## WHAT TO PRODUCE
Copy out the following lines word for word, keeping every line in its original order.

## AVAILABLE DATA

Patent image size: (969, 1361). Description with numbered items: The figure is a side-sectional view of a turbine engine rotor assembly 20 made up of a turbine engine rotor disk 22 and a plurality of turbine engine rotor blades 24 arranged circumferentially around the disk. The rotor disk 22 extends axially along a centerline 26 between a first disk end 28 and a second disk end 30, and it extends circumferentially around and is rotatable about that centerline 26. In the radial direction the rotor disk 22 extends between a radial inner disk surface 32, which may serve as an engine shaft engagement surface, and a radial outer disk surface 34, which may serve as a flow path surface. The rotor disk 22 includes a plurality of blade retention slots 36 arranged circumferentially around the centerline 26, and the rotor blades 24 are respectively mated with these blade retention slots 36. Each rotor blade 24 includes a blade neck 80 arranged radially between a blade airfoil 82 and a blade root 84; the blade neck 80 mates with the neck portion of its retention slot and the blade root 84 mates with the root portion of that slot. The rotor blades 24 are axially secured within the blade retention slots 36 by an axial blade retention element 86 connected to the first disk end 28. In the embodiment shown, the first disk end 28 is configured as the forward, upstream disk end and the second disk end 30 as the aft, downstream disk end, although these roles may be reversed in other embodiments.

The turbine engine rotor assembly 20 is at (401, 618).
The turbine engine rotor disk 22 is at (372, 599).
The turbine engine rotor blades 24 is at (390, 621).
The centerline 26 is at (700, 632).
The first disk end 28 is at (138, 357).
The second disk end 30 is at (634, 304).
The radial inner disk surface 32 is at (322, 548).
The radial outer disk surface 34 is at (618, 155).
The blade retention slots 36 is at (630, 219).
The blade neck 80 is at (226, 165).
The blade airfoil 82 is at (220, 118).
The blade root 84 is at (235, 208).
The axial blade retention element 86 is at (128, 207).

## EXPECTED ANSWER
Patent image size: (969, 1361). Description with numbered items: The figure is a side-sectional view of a turbine engine rotor assembly 20 made up of a turbine engine rotor disk 22 and a plurality of turbine engine rotor blades 24 arranged circumferentially around the disk. The rotor disk 22 extends axially along a centerline 26 between a first disk end 28 and a second disk end 30, and it extends circumferentially around and is rotatable about that centerline 26. In the radial direction the rotor disk 22 extends between a radial inner disk surface 32, which may serve as an engine shaft engagement surface, and a radial outer disk surface 34, which may serve as a flow path surface. The rotor disk 22 includes a plurality of blade retention slots 36 arranged circumferentially around the centerline 26, and the rotor blades 24 are respectively mated with these blade retention slots 36. Each rotor blade 24 includes a blade neck 80 arranged radially between a blade airfoil 82 and a blade root 84; the blade neck 80 mates with the neck portion of its retention slot and the blade root 84 mates with the root portion of that slot. The rotor blades 24 are axially secured within the blade retention slots 36 by an axial blade retention element 86 connected to the first disk end 28. In the embodiment shown, the first disk end 28 is configured as the forward, upstream disk end and the second disk end 30 as the aft, downstream disk end, although these roles may be reversed in other embodiments.

The turbine engine rotor assembly 20 is at (401, 618).
The turbine engine rotor disk 22 is at (372, 599).
The turbine engine rotor blades 24 is at (390, 621).
The centerline 26 is at (700, 632).
The first disk end 28 is at (138, 357).
The second disk end 30 is at (634, 304).
The radial inner disk surface 32 is at (322, 548).
The radial outer disk surface 34 is at (618, 155).
The blade retention slots 36 is at (630, 219).
The blade neck 80 is at (226, 165).
The blade airfoil 82 is at (220, 118).
The blade root 84 is at (235, 208).
The axial blade retention element 86 is at (128, 207).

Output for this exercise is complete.